▶ **Your task**
Copy every line of the data that includes the string "value".

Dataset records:
============================================================
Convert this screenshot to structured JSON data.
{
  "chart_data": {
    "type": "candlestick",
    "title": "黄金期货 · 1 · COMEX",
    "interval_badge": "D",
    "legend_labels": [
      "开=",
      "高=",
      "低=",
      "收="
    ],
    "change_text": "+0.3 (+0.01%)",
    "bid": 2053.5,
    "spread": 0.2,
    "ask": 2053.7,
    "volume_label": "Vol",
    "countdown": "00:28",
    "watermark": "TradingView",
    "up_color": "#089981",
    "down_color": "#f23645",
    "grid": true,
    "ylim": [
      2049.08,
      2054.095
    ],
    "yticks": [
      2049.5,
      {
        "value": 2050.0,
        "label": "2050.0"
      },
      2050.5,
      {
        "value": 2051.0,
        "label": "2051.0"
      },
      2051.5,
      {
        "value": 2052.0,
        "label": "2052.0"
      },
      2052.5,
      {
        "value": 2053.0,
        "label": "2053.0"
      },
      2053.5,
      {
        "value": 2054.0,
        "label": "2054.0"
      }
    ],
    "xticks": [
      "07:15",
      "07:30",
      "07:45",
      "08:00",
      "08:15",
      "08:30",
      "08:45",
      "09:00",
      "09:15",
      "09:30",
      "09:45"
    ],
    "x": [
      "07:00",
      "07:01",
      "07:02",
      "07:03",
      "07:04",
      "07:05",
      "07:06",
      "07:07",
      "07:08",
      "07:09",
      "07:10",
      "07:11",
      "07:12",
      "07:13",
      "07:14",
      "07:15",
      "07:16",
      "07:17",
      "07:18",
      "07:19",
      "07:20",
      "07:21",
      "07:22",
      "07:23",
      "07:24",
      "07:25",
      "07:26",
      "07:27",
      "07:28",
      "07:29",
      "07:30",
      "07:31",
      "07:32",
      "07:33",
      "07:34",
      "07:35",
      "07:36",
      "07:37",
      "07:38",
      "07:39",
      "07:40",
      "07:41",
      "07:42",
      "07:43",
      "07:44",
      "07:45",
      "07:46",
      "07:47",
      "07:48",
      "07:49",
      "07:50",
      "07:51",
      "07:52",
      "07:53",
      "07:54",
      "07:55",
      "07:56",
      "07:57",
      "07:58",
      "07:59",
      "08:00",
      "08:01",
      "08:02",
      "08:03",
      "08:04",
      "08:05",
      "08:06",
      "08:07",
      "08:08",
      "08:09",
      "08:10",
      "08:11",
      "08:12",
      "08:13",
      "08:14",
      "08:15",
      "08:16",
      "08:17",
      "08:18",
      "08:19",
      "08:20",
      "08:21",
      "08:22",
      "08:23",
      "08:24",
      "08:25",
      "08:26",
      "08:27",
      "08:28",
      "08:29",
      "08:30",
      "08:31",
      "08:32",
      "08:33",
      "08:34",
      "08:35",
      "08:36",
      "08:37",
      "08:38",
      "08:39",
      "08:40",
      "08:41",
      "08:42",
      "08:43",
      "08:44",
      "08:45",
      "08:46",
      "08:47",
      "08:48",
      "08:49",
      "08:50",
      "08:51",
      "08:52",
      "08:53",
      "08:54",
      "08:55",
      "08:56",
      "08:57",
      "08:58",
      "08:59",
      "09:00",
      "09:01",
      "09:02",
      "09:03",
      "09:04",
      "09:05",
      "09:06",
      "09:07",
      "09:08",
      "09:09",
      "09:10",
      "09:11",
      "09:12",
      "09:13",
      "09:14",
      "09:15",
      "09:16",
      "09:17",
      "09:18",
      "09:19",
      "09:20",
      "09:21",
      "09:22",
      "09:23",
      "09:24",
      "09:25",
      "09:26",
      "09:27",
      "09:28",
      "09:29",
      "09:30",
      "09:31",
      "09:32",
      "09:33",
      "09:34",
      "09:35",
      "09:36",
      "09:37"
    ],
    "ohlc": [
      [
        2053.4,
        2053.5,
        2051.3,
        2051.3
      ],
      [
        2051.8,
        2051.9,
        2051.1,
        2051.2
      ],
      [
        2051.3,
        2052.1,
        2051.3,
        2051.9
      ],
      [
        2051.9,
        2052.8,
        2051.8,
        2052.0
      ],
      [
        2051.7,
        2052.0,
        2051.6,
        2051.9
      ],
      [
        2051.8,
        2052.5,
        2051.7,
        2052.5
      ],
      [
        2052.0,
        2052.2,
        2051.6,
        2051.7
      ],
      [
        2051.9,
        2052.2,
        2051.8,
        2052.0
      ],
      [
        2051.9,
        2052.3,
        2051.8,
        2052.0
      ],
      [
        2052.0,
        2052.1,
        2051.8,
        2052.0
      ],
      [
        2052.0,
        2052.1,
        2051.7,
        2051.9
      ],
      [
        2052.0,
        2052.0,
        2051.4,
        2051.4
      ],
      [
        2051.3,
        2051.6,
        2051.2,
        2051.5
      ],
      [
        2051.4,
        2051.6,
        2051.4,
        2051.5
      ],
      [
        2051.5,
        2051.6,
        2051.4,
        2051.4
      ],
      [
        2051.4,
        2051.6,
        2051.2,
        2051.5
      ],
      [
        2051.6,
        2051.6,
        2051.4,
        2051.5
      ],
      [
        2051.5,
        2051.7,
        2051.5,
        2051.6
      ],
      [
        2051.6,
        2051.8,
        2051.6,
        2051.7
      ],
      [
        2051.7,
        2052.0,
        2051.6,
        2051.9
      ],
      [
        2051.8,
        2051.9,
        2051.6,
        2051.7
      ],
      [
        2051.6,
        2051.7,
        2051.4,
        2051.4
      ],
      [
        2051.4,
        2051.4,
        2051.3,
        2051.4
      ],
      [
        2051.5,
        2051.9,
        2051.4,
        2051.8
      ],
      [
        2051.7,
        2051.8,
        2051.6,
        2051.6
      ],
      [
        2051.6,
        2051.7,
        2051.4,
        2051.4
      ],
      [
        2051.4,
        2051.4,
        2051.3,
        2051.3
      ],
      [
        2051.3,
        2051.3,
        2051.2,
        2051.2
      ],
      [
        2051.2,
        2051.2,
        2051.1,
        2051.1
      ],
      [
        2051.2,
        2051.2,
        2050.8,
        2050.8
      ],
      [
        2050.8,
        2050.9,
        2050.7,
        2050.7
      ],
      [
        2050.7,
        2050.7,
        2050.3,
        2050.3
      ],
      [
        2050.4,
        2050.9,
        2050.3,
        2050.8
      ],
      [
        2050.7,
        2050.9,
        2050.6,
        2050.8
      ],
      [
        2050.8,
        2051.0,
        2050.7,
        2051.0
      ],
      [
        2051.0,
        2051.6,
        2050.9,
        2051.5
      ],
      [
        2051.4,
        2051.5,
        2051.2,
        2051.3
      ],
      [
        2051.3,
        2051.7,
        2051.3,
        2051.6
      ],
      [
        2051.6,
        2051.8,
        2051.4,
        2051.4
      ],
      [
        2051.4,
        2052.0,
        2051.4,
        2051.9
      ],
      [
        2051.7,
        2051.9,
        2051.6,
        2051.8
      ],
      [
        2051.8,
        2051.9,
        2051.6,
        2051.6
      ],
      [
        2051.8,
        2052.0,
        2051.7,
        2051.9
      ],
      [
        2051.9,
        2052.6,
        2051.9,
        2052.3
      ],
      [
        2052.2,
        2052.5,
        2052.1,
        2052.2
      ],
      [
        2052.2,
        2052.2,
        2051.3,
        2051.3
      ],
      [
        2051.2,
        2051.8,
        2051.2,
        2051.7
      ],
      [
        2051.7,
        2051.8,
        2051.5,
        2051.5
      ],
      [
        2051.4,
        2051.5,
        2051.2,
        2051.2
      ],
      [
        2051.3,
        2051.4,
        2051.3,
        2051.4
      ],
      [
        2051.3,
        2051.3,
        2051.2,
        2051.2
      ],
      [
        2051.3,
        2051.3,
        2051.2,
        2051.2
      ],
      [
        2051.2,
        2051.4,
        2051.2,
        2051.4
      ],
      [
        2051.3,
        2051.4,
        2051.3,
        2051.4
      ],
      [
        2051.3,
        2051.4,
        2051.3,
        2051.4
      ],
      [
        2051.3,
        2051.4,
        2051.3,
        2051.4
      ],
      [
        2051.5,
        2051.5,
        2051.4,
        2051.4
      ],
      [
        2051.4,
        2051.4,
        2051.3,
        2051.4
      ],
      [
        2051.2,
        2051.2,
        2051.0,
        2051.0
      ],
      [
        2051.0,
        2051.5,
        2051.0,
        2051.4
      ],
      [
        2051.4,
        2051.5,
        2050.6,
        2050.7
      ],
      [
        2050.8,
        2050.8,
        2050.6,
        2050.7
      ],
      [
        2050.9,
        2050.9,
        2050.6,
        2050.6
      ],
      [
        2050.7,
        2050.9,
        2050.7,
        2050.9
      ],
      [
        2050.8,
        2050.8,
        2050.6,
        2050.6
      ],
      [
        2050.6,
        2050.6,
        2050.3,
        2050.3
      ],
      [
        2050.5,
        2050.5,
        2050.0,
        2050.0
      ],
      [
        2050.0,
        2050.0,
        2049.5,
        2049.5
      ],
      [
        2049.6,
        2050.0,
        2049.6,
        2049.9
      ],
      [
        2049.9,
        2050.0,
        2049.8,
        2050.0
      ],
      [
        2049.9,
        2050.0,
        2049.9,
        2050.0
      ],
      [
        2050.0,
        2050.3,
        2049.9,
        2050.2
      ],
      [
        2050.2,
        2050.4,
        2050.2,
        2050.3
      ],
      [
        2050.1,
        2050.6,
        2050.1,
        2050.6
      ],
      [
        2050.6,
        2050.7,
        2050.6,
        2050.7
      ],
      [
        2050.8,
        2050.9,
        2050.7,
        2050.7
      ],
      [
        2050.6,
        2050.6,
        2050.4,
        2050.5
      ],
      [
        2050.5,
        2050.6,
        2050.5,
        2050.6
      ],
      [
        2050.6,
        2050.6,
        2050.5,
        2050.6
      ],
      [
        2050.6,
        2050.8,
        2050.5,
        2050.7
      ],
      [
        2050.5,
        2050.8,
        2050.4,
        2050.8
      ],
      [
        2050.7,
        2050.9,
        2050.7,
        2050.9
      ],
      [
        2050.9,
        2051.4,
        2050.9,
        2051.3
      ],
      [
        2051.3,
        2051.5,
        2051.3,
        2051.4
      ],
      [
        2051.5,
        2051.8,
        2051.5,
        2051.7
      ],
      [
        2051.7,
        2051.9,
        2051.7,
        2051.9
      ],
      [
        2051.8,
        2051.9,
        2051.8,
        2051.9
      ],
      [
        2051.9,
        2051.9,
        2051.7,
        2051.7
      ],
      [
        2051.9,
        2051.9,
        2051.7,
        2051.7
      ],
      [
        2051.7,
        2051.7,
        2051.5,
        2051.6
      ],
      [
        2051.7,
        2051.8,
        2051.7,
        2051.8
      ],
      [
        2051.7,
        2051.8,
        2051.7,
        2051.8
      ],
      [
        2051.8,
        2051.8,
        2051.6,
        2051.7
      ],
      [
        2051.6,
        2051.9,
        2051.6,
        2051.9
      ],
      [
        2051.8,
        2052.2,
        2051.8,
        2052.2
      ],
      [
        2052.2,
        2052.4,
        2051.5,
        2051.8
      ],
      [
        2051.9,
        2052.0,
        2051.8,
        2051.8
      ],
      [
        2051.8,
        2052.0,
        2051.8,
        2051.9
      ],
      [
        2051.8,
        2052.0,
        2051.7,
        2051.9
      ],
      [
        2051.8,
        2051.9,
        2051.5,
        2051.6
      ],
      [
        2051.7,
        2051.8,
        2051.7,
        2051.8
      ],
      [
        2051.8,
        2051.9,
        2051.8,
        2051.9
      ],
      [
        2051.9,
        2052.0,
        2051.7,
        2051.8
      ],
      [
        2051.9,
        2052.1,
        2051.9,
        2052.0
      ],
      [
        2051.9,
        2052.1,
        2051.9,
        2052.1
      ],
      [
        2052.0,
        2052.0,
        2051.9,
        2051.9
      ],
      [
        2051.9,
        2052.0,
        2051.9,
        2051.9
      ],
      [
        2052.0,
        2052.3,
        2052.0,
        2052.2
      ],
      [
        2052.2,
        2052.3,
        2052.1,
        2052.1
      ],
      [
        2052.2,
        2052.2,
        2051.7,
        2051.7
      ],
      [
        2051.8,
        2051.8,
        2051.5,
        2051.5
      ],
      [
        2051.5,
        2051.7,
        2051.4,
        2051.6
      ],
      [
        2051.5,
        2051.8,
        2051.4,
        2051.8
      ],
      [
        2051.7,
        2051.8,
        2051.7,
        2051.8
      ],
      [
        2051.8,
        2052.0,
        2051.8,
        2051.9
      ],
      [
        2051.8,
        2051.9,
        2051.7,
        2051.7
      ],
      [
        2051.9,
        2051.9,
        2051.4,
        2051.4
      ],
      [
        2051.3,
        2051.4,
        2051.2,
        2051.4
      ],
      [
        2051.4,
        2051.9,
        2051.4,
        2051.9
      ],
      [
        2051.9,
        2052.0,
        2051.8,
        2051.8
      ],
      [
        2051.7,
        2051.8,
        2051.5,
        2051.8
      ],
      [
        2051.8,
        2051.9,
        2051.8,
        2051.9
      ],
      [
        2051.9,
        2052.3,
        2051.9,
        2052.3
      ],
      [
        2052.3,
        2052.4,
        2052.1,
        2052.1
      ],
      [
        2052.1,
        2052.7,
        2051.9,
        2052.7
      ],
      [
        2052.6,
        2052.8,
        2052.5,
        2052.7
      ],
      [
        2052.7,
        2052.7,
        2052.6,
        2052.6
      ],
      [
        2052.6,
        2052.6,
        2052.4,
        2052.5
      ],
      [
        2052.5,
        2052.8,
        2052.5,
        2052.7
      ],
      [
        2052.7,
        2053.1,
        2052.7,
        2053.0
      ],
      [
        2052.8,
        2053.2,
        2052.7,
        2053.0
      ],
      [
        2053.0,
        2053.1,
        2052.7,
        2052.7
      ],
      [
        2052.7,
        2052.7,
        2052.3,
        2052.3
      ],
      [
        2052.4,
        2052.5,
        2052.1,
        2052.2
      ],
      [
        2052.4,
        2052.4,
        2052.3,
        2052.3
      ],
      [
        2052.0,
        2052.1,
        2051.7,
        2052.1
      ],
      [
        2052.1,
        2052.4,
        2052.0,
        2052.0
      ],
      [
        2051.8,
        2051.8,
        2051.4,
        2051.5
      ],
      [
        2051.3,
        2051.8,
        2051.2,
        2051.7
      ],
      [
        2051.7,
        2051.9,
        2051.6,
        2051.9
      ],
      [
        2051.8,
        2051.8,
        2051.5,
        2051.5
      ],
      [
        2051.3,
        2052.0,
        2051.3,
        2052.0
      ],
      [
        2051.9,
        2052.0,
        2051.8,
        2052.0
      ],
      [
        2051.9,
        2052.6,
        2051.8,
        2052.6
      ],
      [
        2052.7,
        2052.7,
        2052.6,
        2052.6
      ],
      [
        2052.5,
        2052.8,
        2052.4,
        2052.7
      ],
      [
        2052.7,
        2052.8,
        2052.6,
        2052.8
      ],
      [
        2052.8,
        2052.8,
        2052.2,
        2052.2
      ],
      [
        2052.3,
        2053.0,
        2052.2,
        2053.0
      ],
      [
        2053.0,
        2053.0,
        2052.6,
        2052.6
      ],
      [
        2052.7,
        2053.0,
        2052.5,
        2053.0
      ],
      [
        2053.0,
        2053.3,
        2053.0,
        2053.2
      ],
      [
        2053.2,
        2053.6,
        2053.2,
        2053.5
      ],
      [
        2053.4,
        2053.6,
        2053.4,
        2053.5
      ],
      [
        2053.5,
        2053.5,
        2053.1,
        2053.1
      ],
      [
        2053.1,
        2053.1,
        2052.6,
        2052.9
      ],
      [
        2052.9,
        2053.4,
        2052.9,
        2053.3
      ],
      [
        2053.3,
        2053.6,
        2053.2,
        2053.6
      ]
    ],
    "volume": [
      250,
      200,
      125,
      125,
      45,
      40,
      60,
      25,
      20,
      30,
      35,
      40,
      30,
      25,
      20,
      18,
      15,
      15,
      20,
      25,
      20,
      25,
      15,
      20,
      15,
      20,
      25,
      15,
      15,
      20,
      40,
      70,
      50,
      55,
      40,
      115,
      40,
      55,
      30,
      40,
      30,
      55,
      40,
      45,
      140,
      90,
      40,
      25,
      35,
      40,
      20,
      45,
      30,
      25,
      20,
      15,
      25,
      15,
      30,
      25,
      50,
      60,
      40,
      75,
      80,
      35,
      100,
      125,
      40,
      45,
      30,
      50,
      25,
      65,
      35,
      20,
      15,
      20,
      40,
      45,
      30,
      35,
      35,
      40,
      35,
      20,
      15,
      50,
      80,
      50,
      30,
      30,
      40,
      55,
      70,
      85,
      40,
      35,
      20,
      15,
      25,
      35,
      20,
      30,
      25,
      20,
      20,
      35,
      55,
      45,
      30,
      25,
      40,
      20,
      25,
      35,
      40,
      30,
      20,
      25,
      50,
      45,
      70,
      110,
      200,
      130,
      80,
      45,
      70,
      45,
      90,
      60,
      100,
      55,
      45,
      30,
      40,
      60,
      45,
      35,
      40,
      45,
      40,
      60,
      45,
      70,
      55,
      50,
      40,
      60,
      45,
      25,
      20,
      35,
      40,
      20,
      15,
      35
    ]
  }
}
============================================================
▶ **Task answer**
        "value": 2050.0,
        "value": 2051.0,
        "value": 2052.0,
        "value": 2053.0,
        "value": 2054.0,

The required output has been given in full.